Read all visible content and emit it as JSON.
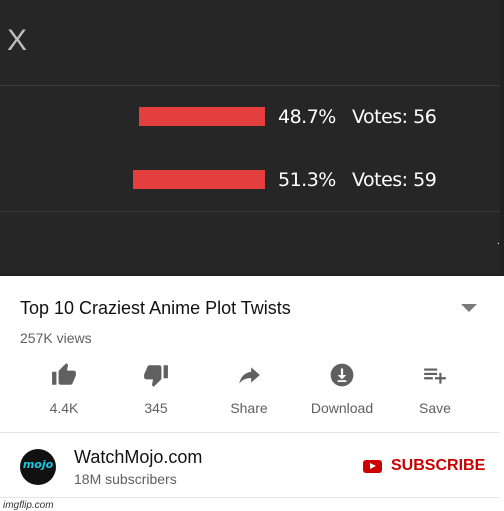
{
  "poll": {
    "close_label": "X",
    "options": [
      {
        "bar_fraction": 0.487,
        "percent": "48.7%",
        "votes": "Votes: 56"
      },
      {
        "bar_fraction": 0.513,
        "percent": "51.3%",
        "votes": "Votes: 59"
      }
    ],
    "trailing_dot": ".",
    "bar_color": "#e53e3e",
    "background_color": "#262626"
  },
  "video": {
    "title": "Top 10 Craziest Anime Plot Twists",
    "views": "257K views",
    "expand_icon": "chevron-down-icon"
  },
  "actions": [
    {
      "icon": "thumbs-up-icon",
      "label": "4.4K"
    },
    {
      "icon": "thumbs-down-icon",
      "label": "345"
    },
    {
      "icon": "share-icon",
      "label": "Share"
    },
    {
      "icon": "download-icon",
      "label": "Download"
    },
    {
      "icon": "playlist-add-icon",
      "label": "Save"
    }
  ],
  "channel": {
    "avatar_text": "mojo",
    "name": "WatchMojo.com",
    "subscribers": "18M subscribers",
    "subscribe_label": "SUBSCRIBE",
    "subscribe_color": "#cc0000"
  },
  "watermark": "imgflip.com"
}
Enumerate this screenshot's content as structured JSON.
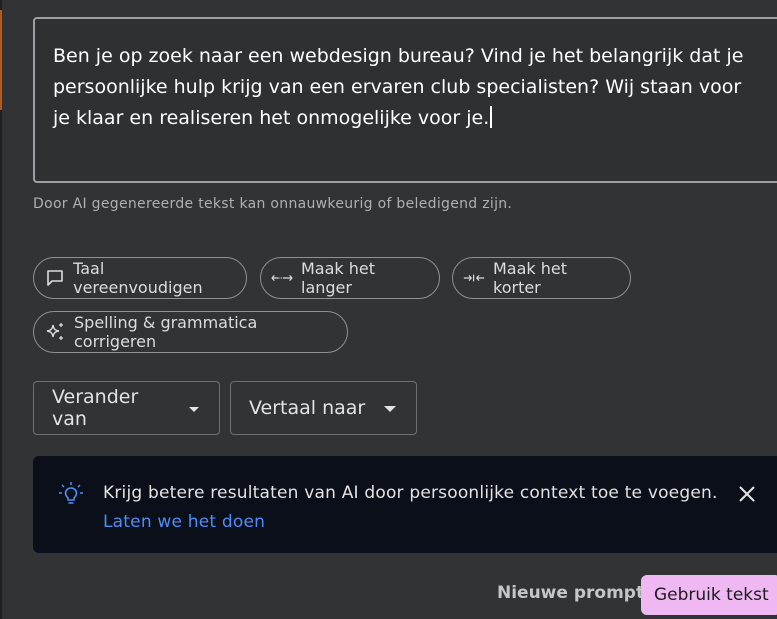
{
  "editor": {
    "text": "Ben je op zoek naar een webdesign bureau? Vind je het belangrijk dat je persoonlijke hulp krijg van een ervaren club specialisten? Wij staan voor je klaar en realiseren het onmogelijke voor je."
  },
  "disclaimer": "Door AI gegenereerde tekst kan onnauwkeurig of beledigend zijn.",
  "chips": {
    "simplify": "Taal vereenvoudigen",
    "longer": "Maak het langer",
    "shorter": "Maak het korter",
    "spelling": "Spelling & grammatica corrigeren"
  },
  "dropdowns": {
    "change_from": "Verander van",
    "translate_to": "Vertaal naar"
  },
  "banner": {
    "message": "Krijg betere resultaten van AI door persoonlijke context toe te voegen.",
    "link": "Laten we het doen"
  },
  "actions": {
    "new_prompt": "Nieuwe prompt",
    "use_text": "Gebruik tekst"
  },
  "colors": {
    "background": "#323334",
    "link": "#4c8df6",
    "primary_button": "#efb8f2",
    "banner_bg": "#0b0f1a",
    "accent_strip": "#b35a1f"
  },
  "icons": [
    "chat-bubble-icon",
    "expand-arrows-icon",
    "collapse-arrows-icon",
    "sparkle-icon",
    "chevron-down-icon",
    "lightbulb-icon",
    "close-icon"
  ]
}
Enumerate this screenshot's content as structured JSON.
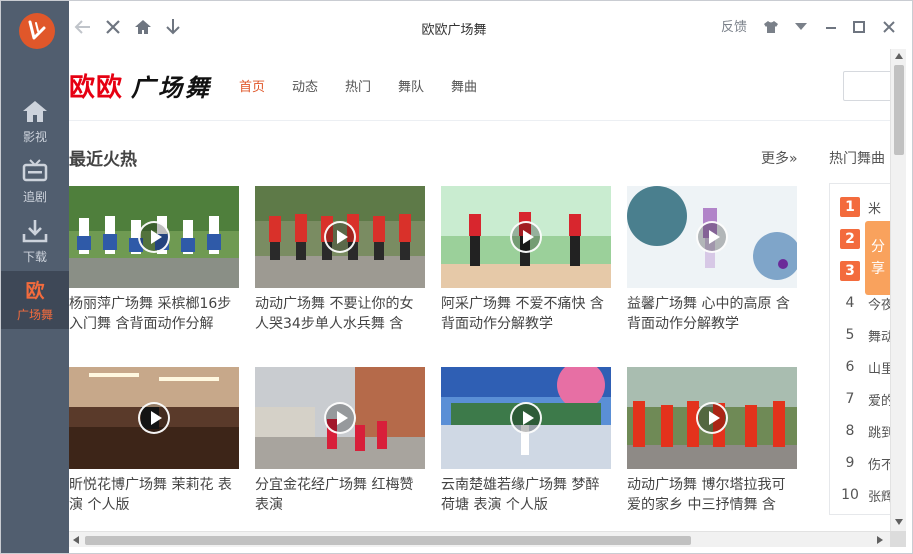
{
  "window": {
    "title": "欧欧广场舞",
    "feedback": "反馈"
  },
  "sidebar": {
    "items": [
      {
        "label": "影视",
        "icon": "home-icon"
      },
      {
        "label": "追剧",
        "icon": "tv-icon"
      },
      {
        "label": "下载",
        "icon": "download-icon"
      },
      {
        "label": "广场舞",
        "icon_text": "欧",
        "active": true
      }
    ]
  },
  "site": {
    "logo_red": "欧欧",
    "logo_black": "广场舞",
    "nav": [
      {
        "label": "首页",
        "active": true
      },
      {
        "label": "动态"
      },
      {
        "label": "热门"
      },
      {
        "label": "舞队"
      },
      {
        "label": "舞曲"
      }
    ]
  },
  "section": {
    "title": "最近火热",
    "more": "更多»",
    "hot_title": "热门舞曲"
  },
  "videos": [
    {
      "title": "杨丽萍广场舞 采槟榔16步入门舞 含背面动作分解"
    },
    {
      "title": "动动广场舞 不要让你的女人哭34步单人水兵舞 含"
    },
    {
      "title": "阿采广场舞 不爱不痛快 含背面动作分解教学"
    },
    {
      "title": "益馨广场舞 心中的高原 含背面动作分解教学"
    },
    {
      "title": "昕悦花博广场舞 茉莉花 表演 个人版"
    },
    {
      "title": "分宜金花经广场舞 红梅赞 表演"
    },
    {
      "title": "云南楚雄若缘广场舞 梦醉荷塘 表演 个人版"
    },
    {
      "title": "动动广场舞 博尔塔拉我可爱的家乡 中三抒情舞 含"
    }
  ],
  "hot_list": [
    {
      "rank": "1",
      "name": "米"
    },
    {
      "rank": "2",
      "name": ""
    },
    {
      "rank": "3",
      "name": ""
    },
    {
      "rank": "4",
      "name": "今夜"
    },
    {
      "rank": "5",
      "name": "舞动"
    },
    {
      "rank": "6",
      "name": "山里"
    },
    {
      "rank": "7",
      "name": "爱的"
    },
    {
      "rank": "8",
      "name": "跳到"
    },
    {
      "rank": "9",
      "name": "伤不"
    },
    {
      "rank": "10",
      "name": "张辉"
    }
  ],
  "share_tab": {
    "line1": "分",
    "line2": "享"
  },
  "colors": {
    "sidebar": "#515e6f",
    "accent": "#e0572a",
    "logo_red": "#e60012",
    "share": "#f9a25d"
  }
}
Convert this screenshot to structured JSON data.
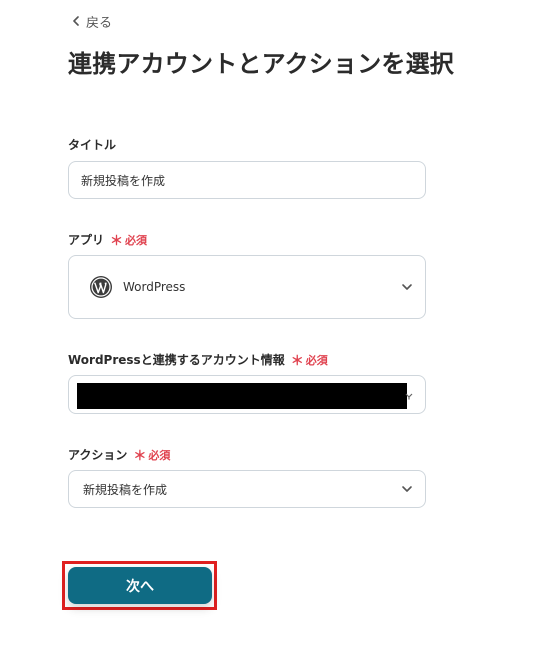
{
  "back": {
    "label": "戻る"
  },
  "page": {
    "title": "連携アカウントとアクションを選択"
  },
  "required_mark": "＊",
  "required_text": "必須",
  "fields": {
    "title": {
      "label": "タイトル",
      "value": "新規投稿を作成"
    },
    "app": {
      "label": "アプリ",
      "value": "WordPress"
    },
    "account": {
      "label": "WordPressと連携するアカウント情報"
    },
    "action": {
      "label": "アクション",
      "value": "新規投稿を作成"
    }
  },
  "next_button": {
    "label": "次へ"
  },
  "colors": {
    "primary": "#0f6b84",
    "required": "#e0424f",
    "highlight": "#e02020",
    "border": "#cfd6dc"
  },
  "icons": {
    "back": "chevron-left-icon",
    "app": "wordpress-logo-icon",
    "dropdown": "chevron-down-icon",
    "account_field": "pin-icon"
  }
}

────

• The exercise
Scan the material above. Copy each line where "naar" occurs.

• Result of this task
    "text": "Ben je op zoek naar een webdesign bureau? Vind je het belangrijk dat je persoonlijke hulp krijg van een ervaren club specialisten? Wij staan voor je klaar en realiseren het onmogelijke voor je."
    "translate_to": "Vertaal naar"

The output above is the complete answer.